= Problem to work on =
Transcribe nothing but the lines from the one with "Transcribe this image's" to the end of the entries, both included, keeping each exact and leaving every picture out.

= Dataset extract =

START

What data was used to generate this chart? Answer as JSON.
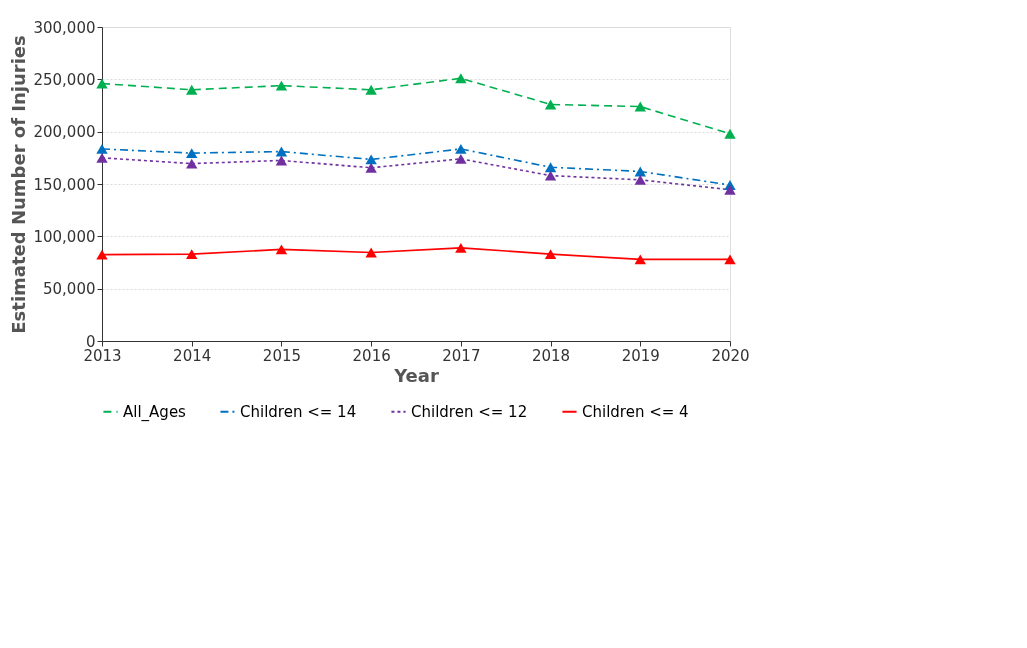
{
  "chart_data": {
    "type": "line",
    "xlabel": "Year",
    "ylabel": "Estimated Number of Injuries",
    "x": [
      2013,
      2014,
      2015,
      2016,
      2017,
      2018,
      2019,
      2020
    ],
    "xlim": [
      2013,
      2020
    ],
    "xticks": [
      2013,
      2014,
      2015,
      2016,
      2017,
      2018,
      2019,
      2020
    ],
    "ylim": [
      0,
      300000
    ],
    "yticks": [
      {
        "value": 0,
        "label": "0"
      },
      {
        "value": 50000,
        "label": "50,000"
      },
      {
        "value": 100000,
        "label": "100,000"
      },
      {
        "value": 150000,
        "label": "150,000"
      },
      {
        "value": 200000,
        "label": "200,000"
      },
      {
        "value": 250000,
        "label": "250,000"
      },
      {
        "value": 300000,
        "label": "300,000"
      }
    ],
    "grid": "y",
    "legend": "bottom",
    "marker": "triangle",
    "series": [
      {
        "name": "All_Ages",
        "color": "#00b050",
        "line_style": "dashed",
        "values": [
          246000,
          240000,
          244000,
          240000,
          251000,
          226000,
          224000,
          198000
        ]
      },
      {
        "name": "Children <= 14",
        "color": "#0070c0",
        "line_style": "dashdot",
        "values": [
          183500,
          179500,
          181000,
          173500,
          183500,
          166000,
          162000,
          149000
        ]
      },
      {
        "name": "Children <= 12",
        "color": "#7030a0",
        "line_style": "dotted",
        "values": [
          175000,
          169500,
          172500,
          165500,
          174000,
          158000,
          154000,
          144500
        ]
      },
      {
        "name": "Children <= 4",
        "color": "#ff0000",
        "line_style": "solid",
        "values": [
          82500,
          83000,
          87500,
          84500,
          89000,
          83000,
          78000,
          78000
        ]
      }
    ]
  }
}
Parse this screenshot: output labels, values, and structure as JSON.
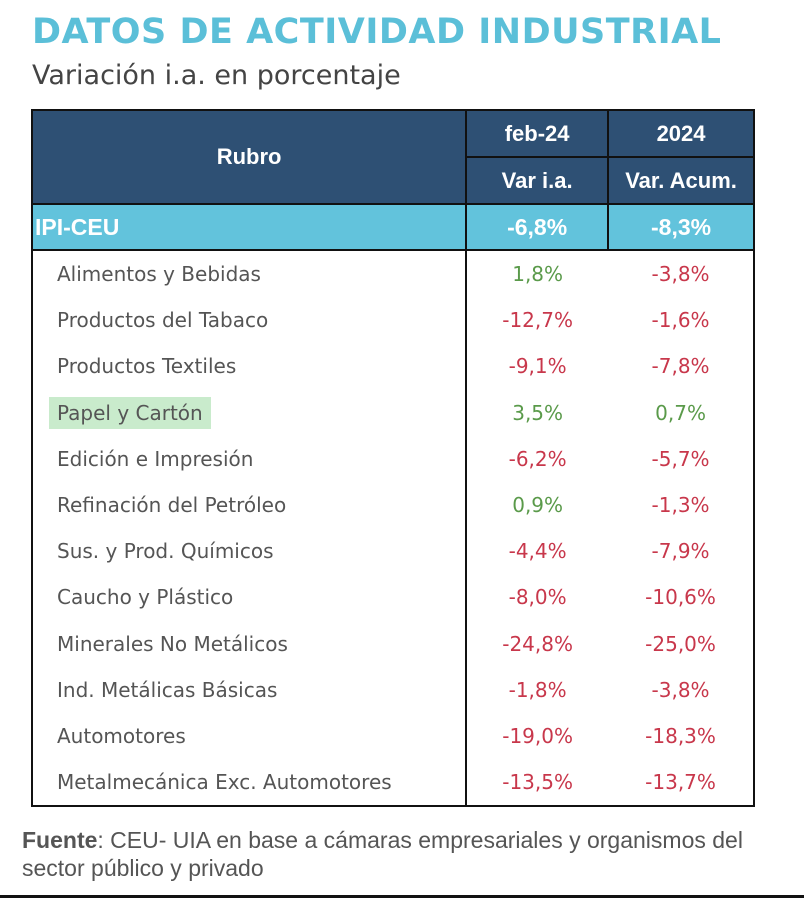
{
  "title": "DATOS DE ACTIVIDAD INDUSTRIAL",
  "subtitle": "Variación i.a. en porcentaje",
  "colors": {
    "header": "#2e5074",
    "highlight_row": "#62c3dc",
    "positive": "#5a9a4a",
    "negative": "#c8374b",
    "title": "#5bbfd8",
    "highlight_label": "#c9ebcc"
  },
  "chart_data": {
    "type": "table",
    "headers": {
      "rubro": "Rubro",
      "col1_top": "feb-24",
      "col1_sub": "Var i.a.",
      "col2_top": "2024",
      "col2_sub": "Var. Acum."
    },
    "total": {
      "label": "IPI-CEU",
      "var_ia": "-6,8%",
      "var_acum": "-8,3%"
    },
    "rows": [
      {
        "label": "Alimentos y Bebidas",
        "var_ia": "1,8%",
        "var_acum": "-3,8%"
      },
      {
        "label": "Productos del Tabaco",
        "var_ia": "-12,7%",
        "var_acum": "-1,6%"
      },
      {
        "label": "Productos Textiles",
        "var_ia": "-9,1%",
        "var_acum": "-7,8%"
      },
      {
        "label": "Papel y Cartón",
        "var_ia": "3,5%",
        "var_acum": "0,7%",
        "highlighted": true
      },
      {
        "label": "Edición e Impresión",
        "var_ia": "-6,2%",
        "var_acum": "-5,7%"
      },
      {
        "label": "Refinación del Petróleo",
        "var_ia": "0,9%",
        "var_acum": "-1,3%"
      },
      {
        "label": "Sus. y Prod. Químicos",
        "var_ia": "-4,4%",
        "var_acum": "-7,9%"
      },
      {
        "label": "Caucho y Plástico",
        "var_ia": "-8,0%",
        "var_acum": "-10,6%"
      },
      {
        "label": "Minerales No Metálicos",
        "var_ia": "-24,8%",
        "var_acum": "-25,0%"
      },
      {
        "label": "Ind. Metálicas Básicas",
        "var_ia": "-1,8%",
        "var_acum": "-3,8%"
      },
      {
        "label": "Automotores",
        "var_ia": "-19,0%",
        "var_acum": "-18,3%"
      },
      {
        "label": "Metalmecánica Exc. Automotores",
        "var_ia": "-13,5%",
        "var_acum": "-13,7%"
      }
    ]
  },
  "source": {
    "label": "Fuente",
    "text": ": CEU- UIA en base a cámaras empresariales y organismos del sector público y privado"
  }
}
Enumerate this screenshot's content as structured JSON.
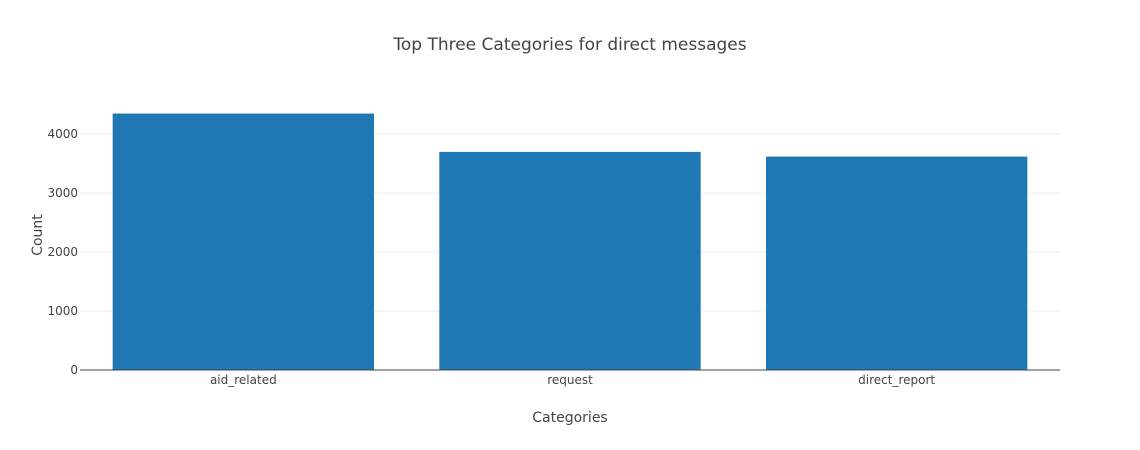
{
  "chart_data": {
    "type": "bar",
    "title": "Top Three Categories for direct messages",
    "xlabel": "Categories",
    "ylabel": "Count",
    "categories": [
      "aid_related",
      "request",
      "direct_report"
    ],
    "values": [
      4350,
      3700,
      3620
    ],
    "ylim": [
      0,
      4580
    ],
    "yticks": [
      0,
      1000,
      2000,
      3000,
      4000
    ],
    "grid": true,
    "bar_color": "#1f77b4",
    "legend": "none"
  }
}
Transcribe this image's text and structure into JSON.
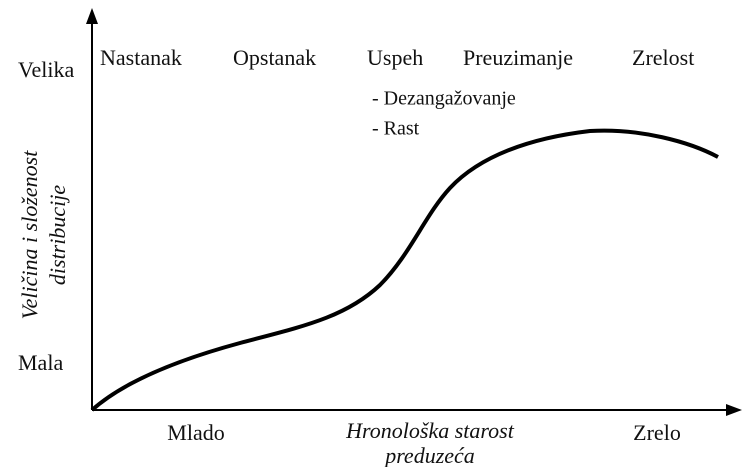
{
  "y_axis": {
    "title": [
      "Veličina i složenost",
      "distribucije"
    ],
    "high": "Velika",
    "low": "Mala"
  },
  "x_axis": {
    "title": [
      "Hronološka starost",
      "preduzeća"
    ],
    "low": "Mlado",
    "high": "Zrelo"
  },
  "stages": [
    "Nastanak",
    "Opstanak",
    "Uspeh",
    "Preuzimanje",
    "Zrelost"
  ],
  "sub_items": [
    "- Dezangažovanje",
    "- Rast"
  ]
}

END

= Expected answer =
Transcribe this image's text and structure into JSON.
{
  "y_axis": {
    "title": [
      "Veličina i složenost",
      "distribucije"
    ],
    "high": "Velika",
    "low": "Mala"
  },
  "x_axis": {
    "title": [
      "Hronološka starost",
      "preduzeća"
    ],
    "low": "Mlado",
    "high": "Zrelo"
  },
  "stages": [
    "Nastanak",
    "Opstanak",
    "Uspeh",
    "Preuzimanje",
    "Zrelost"
  ],
  "sub_items": [
    "- Dezangažovanje",
    "- Rast"
  ]
}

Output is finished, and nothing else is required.